▸ **WRITTEN EXERCISE**: Using the listing below, extract each line that has the word "računala" in it.

--- RECORD EXCERPTS ---

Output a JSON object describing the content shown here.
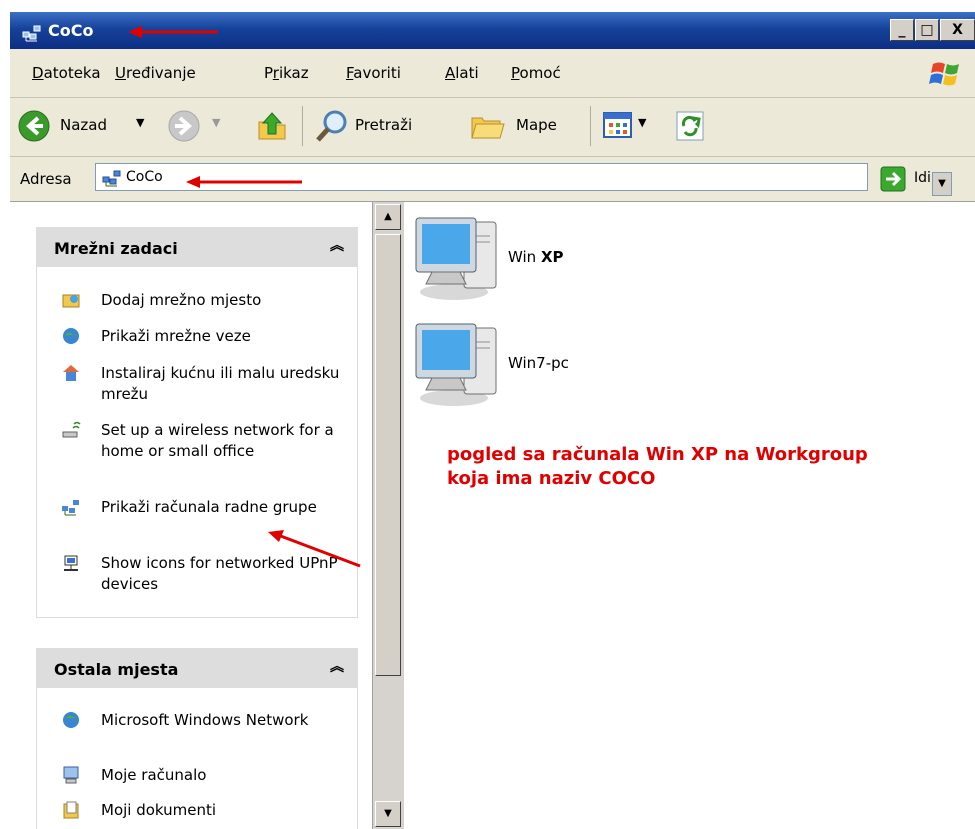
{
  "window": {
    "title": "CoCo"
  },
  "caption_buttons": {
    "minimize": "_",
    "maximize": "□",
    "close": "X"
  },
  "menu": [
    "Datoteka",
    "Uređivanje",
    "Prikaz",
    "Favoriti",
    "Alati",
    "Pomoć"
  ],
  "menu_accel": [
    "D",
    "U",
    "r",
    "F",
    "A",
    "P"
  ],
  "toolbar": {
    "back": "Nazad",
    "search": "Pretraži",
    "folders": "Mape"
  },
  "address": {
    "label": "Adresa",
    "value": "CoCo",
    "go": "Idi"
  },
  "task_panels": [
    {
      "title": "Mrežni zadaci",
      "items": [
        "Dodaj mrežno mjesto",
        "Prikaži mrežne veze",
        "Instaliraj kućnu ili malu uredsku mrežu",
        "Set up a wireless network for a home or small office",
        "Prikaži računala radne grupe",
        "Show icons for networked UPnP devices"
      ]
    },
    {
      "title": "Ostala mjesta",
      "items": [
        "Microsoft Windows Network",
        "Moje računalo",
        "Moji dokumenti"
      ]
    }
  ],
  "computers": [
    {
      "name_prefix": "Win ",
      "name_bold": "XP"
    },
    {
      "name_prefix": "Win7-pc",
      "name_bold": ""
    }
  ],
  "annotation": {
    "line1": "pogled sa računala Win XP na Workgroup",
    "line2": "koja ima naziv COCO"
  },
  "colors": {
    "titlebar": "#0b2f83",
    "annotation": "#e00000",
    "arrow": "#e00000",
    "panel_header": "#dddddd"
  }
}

---

▸ **WRITTEN REPLY**:
        "Prikaži računala radne grupe",
    "line1": "pogled sa računala Win XP na Workgroup",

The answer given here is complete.